Task objective >> Find every line in the records below that holds the word "Green" and copy it.

Source material >>
########

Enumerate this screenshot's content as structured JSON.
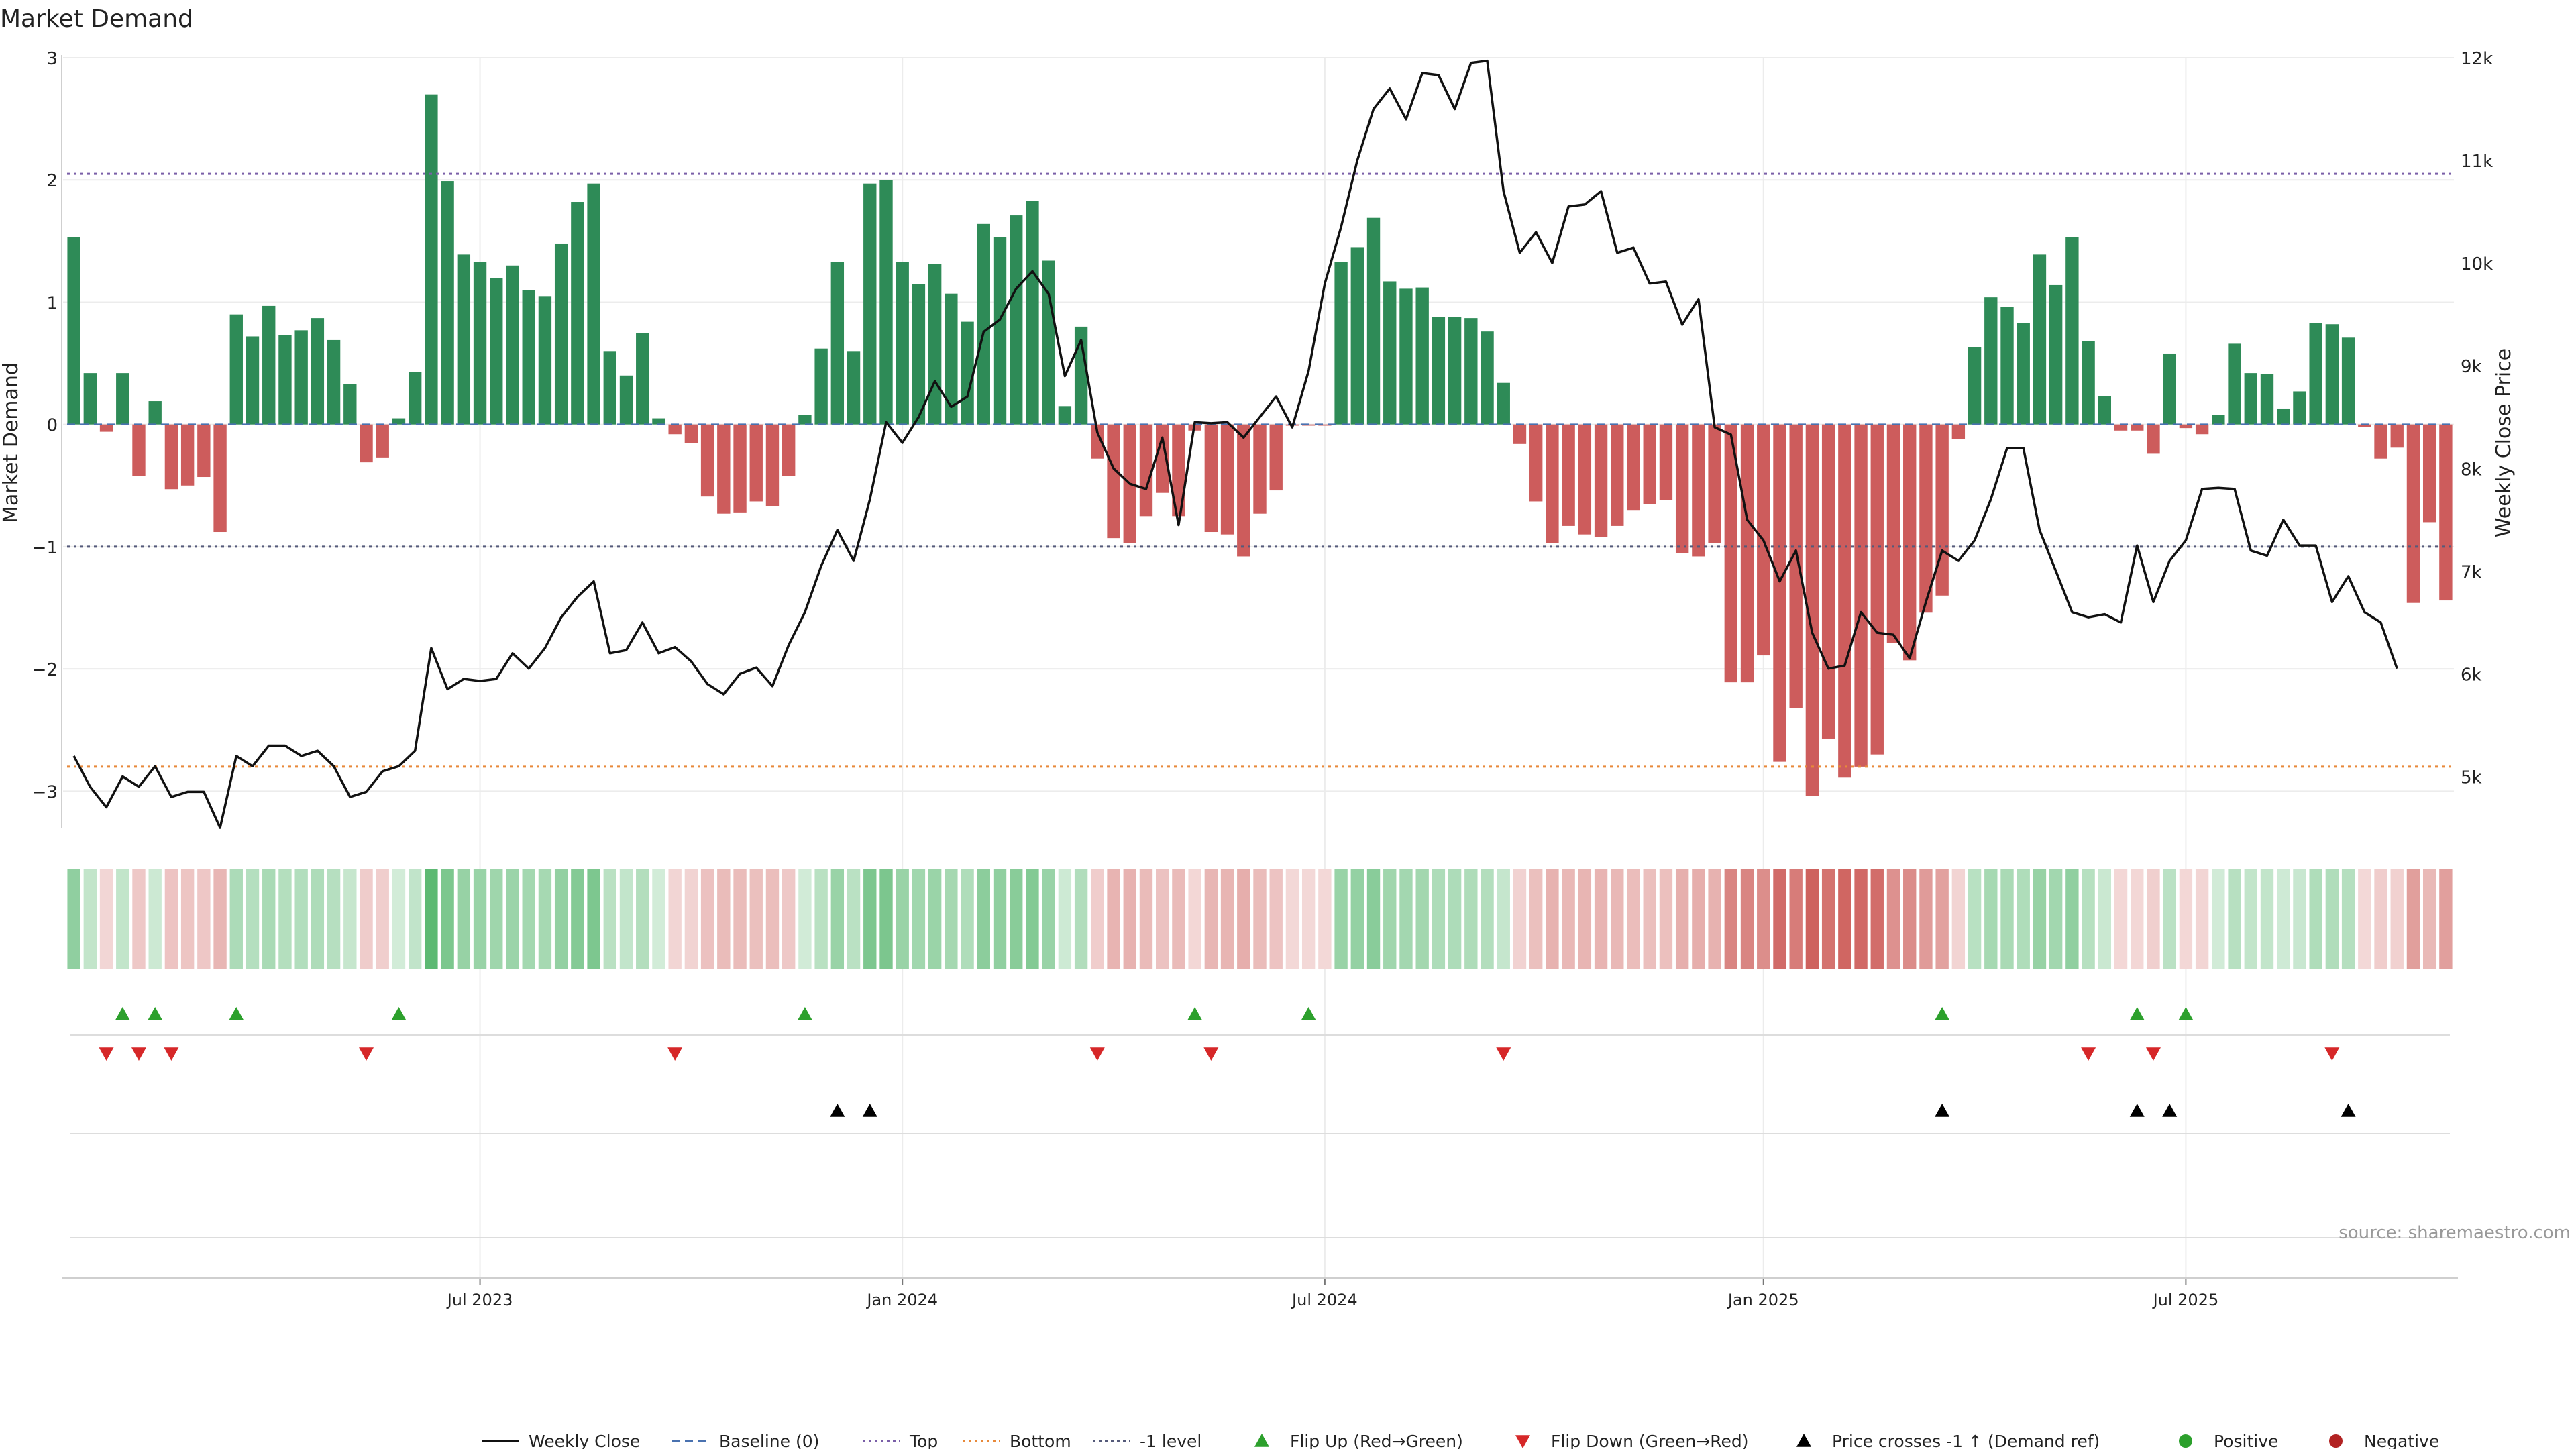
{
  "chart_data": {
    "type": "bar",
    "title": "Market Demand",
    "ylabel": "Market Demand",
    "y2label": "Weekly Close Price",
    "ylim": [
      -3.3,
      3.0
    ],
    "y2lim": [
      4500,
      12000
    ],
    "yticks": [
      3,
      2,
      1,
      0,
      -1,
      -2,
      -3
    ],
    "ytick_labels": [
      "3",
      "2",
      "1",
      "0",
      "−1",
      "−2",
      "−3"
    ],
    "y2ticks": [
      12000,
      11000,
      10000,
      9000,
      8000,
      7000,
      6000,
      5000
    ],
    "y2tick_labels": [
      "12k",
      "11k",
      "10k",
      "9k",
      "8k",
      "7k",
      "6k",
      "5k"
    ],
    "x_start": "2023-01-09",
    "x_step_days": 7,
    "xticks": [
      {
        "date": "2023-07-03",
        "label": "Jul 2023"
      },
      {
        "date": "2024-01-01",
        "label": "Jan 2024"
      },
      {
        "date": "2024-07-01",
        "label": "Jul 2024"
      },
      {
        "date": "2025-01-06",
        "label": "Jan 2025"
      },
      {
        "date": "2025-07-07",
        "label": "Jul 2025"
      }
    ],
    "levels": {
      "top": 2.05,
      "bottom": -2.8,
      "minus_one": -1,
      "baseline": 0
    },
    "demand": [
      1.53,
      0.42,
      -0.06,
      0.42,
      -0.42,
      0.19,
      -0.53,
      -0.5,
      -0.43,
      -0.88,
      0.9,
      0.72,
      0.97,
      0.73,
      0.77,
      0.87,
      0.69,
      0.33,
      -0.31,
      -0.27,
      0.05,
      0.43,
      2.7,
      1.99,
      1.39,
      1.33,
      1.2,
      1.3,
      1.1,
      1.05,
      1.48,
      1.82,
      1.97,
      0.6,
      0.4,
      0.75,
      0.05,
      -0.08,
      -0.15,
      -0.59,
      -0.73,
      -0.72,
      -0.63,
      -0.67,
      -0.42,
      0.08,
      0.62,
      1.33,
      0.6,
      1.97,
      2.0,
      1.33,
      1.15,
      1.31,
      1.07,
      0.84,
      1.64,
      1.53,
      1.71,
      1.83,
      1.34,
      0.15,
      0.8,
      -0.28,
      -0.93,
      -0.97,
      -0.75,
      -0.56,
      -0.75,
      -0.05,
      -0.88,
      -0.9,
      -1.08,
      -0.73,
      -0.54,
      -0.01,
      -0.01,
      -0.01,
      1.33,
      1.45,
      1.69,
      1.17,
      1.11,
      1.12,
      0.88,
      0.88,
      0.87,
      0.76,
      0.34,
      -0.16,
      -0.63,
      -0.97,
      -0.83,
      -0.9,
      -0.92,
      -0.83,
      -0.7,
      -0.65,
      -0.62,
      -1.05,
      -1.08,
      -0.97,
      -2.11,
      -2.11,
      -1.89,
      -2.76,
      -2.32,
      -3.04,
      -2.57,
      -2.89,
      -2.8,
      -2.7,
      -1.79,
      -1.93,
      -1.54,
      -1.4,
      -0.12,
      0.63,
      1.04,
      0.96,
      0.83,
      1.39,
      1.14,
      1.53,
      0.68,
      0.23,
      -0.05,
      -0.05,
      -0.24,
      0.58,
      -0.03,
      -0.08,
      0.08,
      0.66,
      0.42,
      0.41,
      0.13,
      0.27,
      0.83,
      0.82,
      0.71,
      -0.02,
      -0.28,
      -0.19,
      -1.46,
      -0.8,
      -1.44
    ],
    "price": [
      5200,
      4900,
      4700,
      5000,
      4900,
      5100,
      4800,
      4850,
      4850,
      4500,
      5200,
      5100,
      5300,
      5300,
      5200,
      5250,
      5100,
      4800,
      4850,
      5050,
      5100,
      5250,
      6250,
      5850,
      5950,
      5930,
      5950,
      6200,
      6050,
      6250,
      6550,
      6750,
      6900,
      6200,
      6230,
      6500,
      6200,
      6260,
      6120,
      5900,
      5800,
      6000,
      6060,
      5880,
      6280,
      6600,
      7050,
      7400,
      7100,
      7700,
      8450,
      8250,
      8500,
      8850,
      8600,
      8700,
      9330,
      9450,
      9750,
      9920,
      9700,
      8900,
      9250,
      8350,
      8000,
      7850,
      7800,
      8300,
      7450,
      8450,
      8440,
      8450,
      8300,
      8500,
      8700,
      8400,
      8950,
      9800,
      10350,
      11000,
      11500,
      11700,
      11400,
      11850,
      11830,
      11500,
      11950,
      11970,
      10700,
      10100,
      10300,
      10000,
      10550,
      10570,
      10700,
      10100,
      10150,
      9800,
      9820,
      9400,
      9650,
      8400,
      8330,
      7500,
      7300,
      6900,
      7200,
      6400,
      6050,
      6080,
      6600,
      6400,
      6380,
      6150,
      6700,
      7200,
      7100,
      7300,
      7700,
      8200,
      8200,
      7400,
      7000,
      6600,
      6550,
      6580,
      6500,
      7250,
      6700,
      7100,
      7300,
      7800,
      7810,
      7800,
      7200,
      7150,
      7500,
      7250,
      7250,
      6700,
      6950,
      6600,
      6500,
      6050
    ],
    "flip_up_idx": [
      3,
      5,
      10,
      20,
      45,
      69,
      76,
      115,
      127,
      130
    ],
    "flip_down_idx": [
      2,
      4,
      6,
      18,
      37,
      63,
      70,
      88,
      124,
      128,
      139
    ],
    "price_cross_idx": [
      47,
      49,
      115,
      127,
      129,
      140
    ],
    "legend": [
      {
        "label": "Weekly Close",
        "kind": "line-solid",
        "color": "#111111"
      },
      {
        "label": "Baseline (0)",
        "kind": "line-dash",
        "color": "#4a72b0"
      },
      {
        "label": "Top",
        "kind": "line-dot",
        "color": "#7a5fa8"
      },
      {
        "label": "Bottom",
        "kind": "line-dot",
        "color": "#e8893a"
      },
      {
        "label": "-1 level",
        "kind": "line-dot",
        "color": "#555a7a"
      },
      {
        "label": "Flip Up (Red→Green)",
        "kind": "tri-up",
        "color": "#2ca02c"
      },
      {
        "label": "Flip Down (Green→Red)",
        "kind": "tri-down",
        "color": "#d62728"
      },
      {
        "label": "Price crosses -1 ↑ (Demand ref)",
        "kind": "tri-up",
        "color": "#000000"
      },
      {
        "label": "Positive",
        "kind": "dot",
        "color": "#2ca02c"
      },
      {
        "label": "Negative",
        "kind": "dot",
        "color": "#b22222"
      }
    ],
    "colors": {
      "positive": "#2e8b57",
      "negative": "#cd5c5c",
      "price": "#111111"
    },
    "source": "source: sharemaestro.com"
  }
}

########

The completed task >>
        "label": "Flip Up (Red→Green)",
        "label": "Flip Down (Green→Red)",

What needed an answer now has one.